INSTRUCTIONS
1. Please quote the stretch of the essay on Kremlin improvisation from "In Russia, a" through "him any questions.".
2. In the essay on Kremlin improvisation, on what date did the rally with Putin's slip take place?

QUOTED TEXT
══════════
Anything can happen here, but nothing logically follows from anywhere. Anything can be a trap. Thus, dozens of citizens were thrown in jail just because they naively tried to participate in elections in pointless, powerless municipalities.

A gem of the anomaly of Russian politics was Putin's slip at a rally outside the Kremlin on March 18, 2015. The rally took place after the assassination of Boris Nemtsov, almost at the same place. Putin seems to have been shaken by the assassination and wasn’t seen for two weeks. I don't think it was an act – even Mussolini was shocked by the assassination of the liberal Matteotti, committed by his fascists. Putin, however, coped and calmed down. On Red Square he told the country: “We will overcome the difficulties that we have so readily created for ourselves in recent times.” Can there be a clearer oath to the policy of improvisation?

The initiator of the war sees no path to peace

It is often thought that improvisation is ideal for war. An improviser doesn’t need a strategic plan as long as he is lucky. Many wars have begun impromptu, but none have ended in that manner. The end of a war can’t be improvised. Achieving peace means a technically complex multilateral negotiation process. The Russian “jazz state” has more than once improvised small wars from which others, from General Lebed to Sarkozy, struggled to extract it. But Surkov failed: the Kremlin was unable to profitably play the Minsk agreements that were favorable to it. Everything won by the Russian “jazz state” has been obtained by way of insolence in peaceful circumstances. But today the initiator of the war sees no path to peace. Its improvisations are indistinguishable from escalations – a professional disorder of the Kremlin jazzmen.

Sometimes ad hoc decisions improve the art of command, for example in military affairs. When the Kremlin impromptu slipped out of the Donbas impasse and into Syria in 2015, it gained the unique experience of waging war in the Middle East – but that experience has turned out to be useless in Ukraine.

The ”fluid state” as an ideology

Not every improviser ends up as an aggressor. But inside every improvisation there is a scale of aggression, from simple high-handedness to unmotivated war. No ideology is needed – the “fluid state” itself has become an ideology in and of itself.
"Over the years, improvisations have changed the life of the ruling center. The Kremlin has become a cloud of activity incapable of orderly decisions."
In Russia, a regime has formed with a blurred source of power. For the chief of the cloud, his team is just a keyboard to play on uncertainties. He sees anomaly as security. In a game with unpredictable goals, his inner circle must remain uncertain at the same time that it holds all the power in the country.

The dictator-improviser is peculiar. His dictatorship is the dictatorship of the accidental, often inexplicable for himself. By announcing “I decided” he doesn’t clearly dictate anything. He is in a conspiracy with a silent society that doesn’t ask him any questions.

Military experts are excited – how many hands are on the bloody nuclear button? Which is tantamount to asking how many presidents are in the Kremlin. The scenario of an elite cleavage is technically impossible, however, as the boundaries of competencies are blurred. The front-man president only authorizes anonymous decisions from the authorities for the population, while the observer in vain tries to ascribe authorship of them to Putin.

This is why it is so difficult to calculate the level of risk. The Russian System is unable to calculate the likelihood of its end. The policy of improvisation technically allows for risks that rational politics preclude entirely.

With all the zigzags, from crisis to boom then war, the regime of improvisation looks rather stable. It got out of every situation before. And if one day it doesn’t get out of one, the mystery will remain how powerful the leftover potential of Russian anomaly is. Indeed as the next statehood emerges, the skill of improvisation will remain, meaning fresh mutations in the world order.

Everything will pass, of course. But until Day X (which will also be someone else's improvisation) the “jazz state” will continue. Initially sophisticated improvisations have nurtured cadres without a backbone or views for 30 years. This nomenklatura is ready in advance for any Russia of the future, beautiful or nightmarish.
══════════
RECORD EXCERPTS
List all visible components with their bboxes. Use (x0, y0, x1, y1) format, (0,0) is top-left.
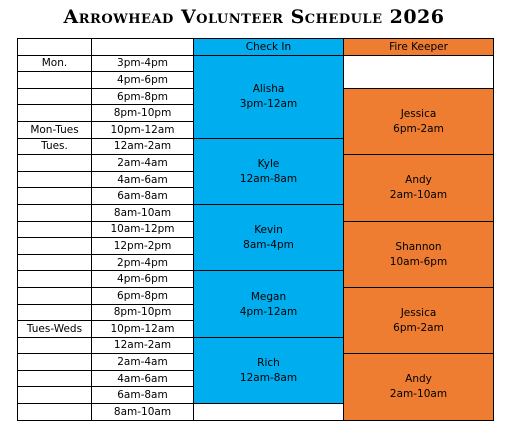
shift-time: 12am-8am (239, 371, 298, 384)
fire-keeper-shift (344, 155, 494, 221)
fire-keeper-shift (344, 287, 494, 353)
shift-time: 3pm-12am (239, 98, 298, 111)
fire-keeper-shift (344, 354, 494, 420)
time-slot: 8pm-10pm (92, 304, 194, 321)
volunteer-name: Megan (250, 290, 287, 303)
fire-keeper-empty (344, 55, 494, 88)
fire-keeper-shift (344, 221, 494, 287)
shift-time: 2am-10am (389, 189, 448, 202)
time-slot: 12pm-2pm (92, 238, 194, 255)
day-label-empty (18, 88, 92, 105)
table-row (18, 55, 494, 72)
day-label-empty (18, 287, 92, 304)
shift-time: 6pm-2am (393, 322, 444, 335)
time-slot: 4pm-6pm (92, 72, 194, 89)
time-slot: 8am-10am (92, 404, 194, 421)
header-day-cell (18, 39, 92, 56)
day-label-empty (18, 221, 92, 238)
volunteer-name: Jessica (400, 107, 437, 120)
volunteer-name: Andy (405, 373, 432, 386)
day-label-empty (18, 105, 92, 122)
day-label-empty (18, 155, 92, 172)
time-slot: 2am-4am (92, 155, 194, 172)
time-slot: 6am-8am (92, 387, 194, 404)
check-in-empty (194, 404, 344, 421)
shift-time: 6pm-2am (393, 122, 444, 135)
check-in-shift (194, 55, 344, 138)
time-slot: 6am-8am (92, 188, 194, 205)
day-label-empty (18, 387, 92, 404)
shift-time: 10am-6pm (389, 255, 448, 268)
volunteer-name: Alisha (252, 83, 285, 96)
shift-time: 2am-10am (389, 388, 448, 401)
time-slot: 3pm-4pm (92, 55, 194, 72)
shift-time: 8am-4pm (243, 239, 294, 252)
day-label-empty (18, 370, 92, 387)
day-label-empty (18, 204, 92, 221)
time-slot: 10am-12pm (92, 221, 194, 238)
header-fire-keeper: Fire Keeper (344, 39, 494, 56)
check-in-shift (194, 138, 344, 204)
day-label: Tues. (18, 138, 92, 155)
check-in-shift (194, 337, 344, 403)
check-in-shift (194, 271, 344, 337)
day-label: Mon. (18, 55, 92, 72)
time-slot: 10pm-12am (92, 321, 194, 338)
shift-time: 4pm-12am (239, 305, 298, 318)
time-slot: 8am-10am (92, 204, 194, 221)
volunteer-name: Shannon (395, 240, 442, 253)
time-slot: 2am-4am (92, 354, 194, 371)
time-slot: 8pm-10pm (92, 105, 194, 122)
page-title: Arrowhead Volunteer Schedule 2026 (63, 6, 445, 28)
time-slot: 6pm-8pm (92, 88, 194, 105)
day-label-empty (18, 238, 92, 255)
day-label-empty (18, 188, 92, 205)
day-label-empty (18, 72, 92, 89)
time-slot: 12am-2am (92, 138, 194, 155)
volunteer-name: Jessica (400, 307, 437, 320)
time-slot: 4pm-6pm (92, 271, 194, 288)
time-slot: 12am-2am (92, 337, 194, 354)
time-slot: 10pm-12am (92, 121, 194, 138)
time-slot: 2pm-4pm (92, 254, 194, 271)
shift-time: 12am-8am (239, 172, 298, 185)
header-check-in: Check In (194, 39, 344, 56)
volunteer-name: Kevin (254, 224, 283, 237)
day-label-empty (18, 304, 92, 321)
day-label: Tues-Weds (18, 321, 92, 338)
day-label-empty (18, 271, 92, 288)
day-label-empty (18, 254, 92, 271)
volunteer-name: Andy (405, 174, 432, 187)
day-label: Mon-Tues (18, 121, 92, 138)
fire-keeper-shift (344, 88, 494, 154)
time-slot: 6pm-8pm (92, 287, 194, 304)
check-in-shift (194, 204, 344, 270)
header-time-cell (92, 39, 194, 56)
volunteer-name: Rich (257, 356, 280, 369)
day-label-empty (18, 404, 92, 421)
day-label-empty (18, 337, 92, 354)
volunteer-name: Kyle (257, 157, 280, 170)
day-label-empty (18, 171, 92, 188)
schedule-table (17, 38, 494, 421)
header-row (18, 39, 494, 56)
day-label-empty (18, 354, 92, 371)
time-slot: 4am-6am (92, 171, 194, 188)
time-slot: 4am-6am (92, 370, 194, 387)
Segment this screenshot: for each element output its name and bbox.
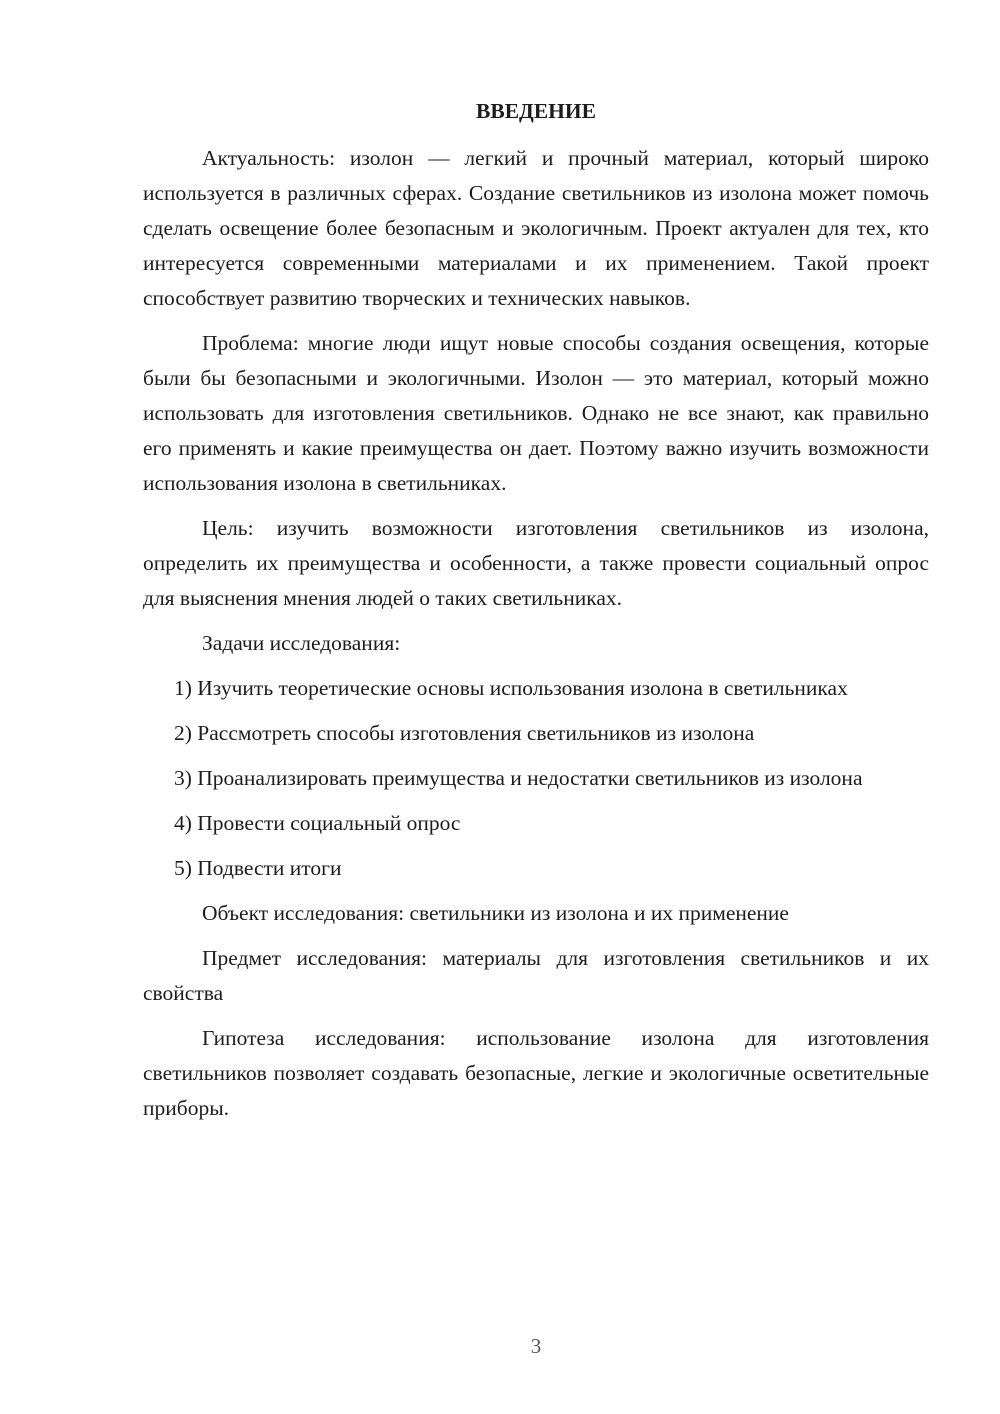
page-number: 3	[530, 1334, 542, 1358]
tasks-heading: Задачи исследования:	[202, 631, 401, 655]
task-item-3: 3) Проанализировать преимущества и недостатки светильников из изолона	[174, 766, 863, 790]
task-item-2: 2) Рассмотреть способы изготовления светильников из изолона	[174, 721, 755, 745]
task-item-1: 1) Изучить теоретические основы использования изолона в светильниках	[174, 676, 848, 700]
page-title: ВВЕДЕНИЕ	[476, 99, 596, 123]
paragraph-hypothesis: Гипотеза исследования: использование изолона для изготовления светильников позволяет создавать безопасные, легкие и экологичные осветительные приборы.	[143, 1026, 929, 1120]
paragraph-subject: Предмет исследования: материалы для изготовления светильников и их свойства	[143, 946, 929, 1005]
paragraph-object: Объект исследования: светильники из изолона и их применение	[202, 901, 789, 925]
paragraph-problem: Проблема: многие люди ищут новые способы создания освещения, которые были бы безопасными и экологичными. Изолон — это материал, который можно использовать для изготовления светильников. Однако не все знают, как правильно его применять и какие преимущества он дает. Поэтому важно изучить возможности использования изолона в светильниках.	[143, 331, 929, 495]
page-content	[143, 96, 929, 1136]
paragraph-relevance: Актуальность: изолон — легкий и прочный материал, который широко используется в различных сферах. Создание светильников из изолона может помочь сделать освещение более безопасным и экологичным. Проект актуален для тех, кто интересуется современными материалами и их применением. Такой проект способствует развитию творческих и технических навыков.	[143, 146, 929, 310]
task-item-5: 5) Подвести итоги	[174, 856, 342, 880]
paragraph-goal: Цель: изучить возможности изготовления светильников из изолона, определить их преимущества и особенности, а также провести социальный опрос для выяснения мнения людей о таких светильниках.	[143, 516, 929, 610]
task-item-4: 4) Провести социальный опрос	[174, 811, 461, 835]
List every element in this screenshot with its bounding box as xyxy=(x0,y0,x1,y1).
══════════
ANSWERS PER TASK
1.
In Russia, a regime has formed with a blurred source of power. For the chief of the cloud, his team is just a keyboard to play on uncertainties. He sees anomaly as security. In a game with unpredictable goals, his inner circle must remain uncertain at the same time that it holds all the power in the country.

The dictator-improviser is peculiar. His dictatorship is the dictatorship of the accidental, often inexplicable for himself. By announcing “I decided” he doesn’t clearly dictate anything. He is in a conspiracy with a silent society that doesn’t ask him any questions.

2. March 18, 2015.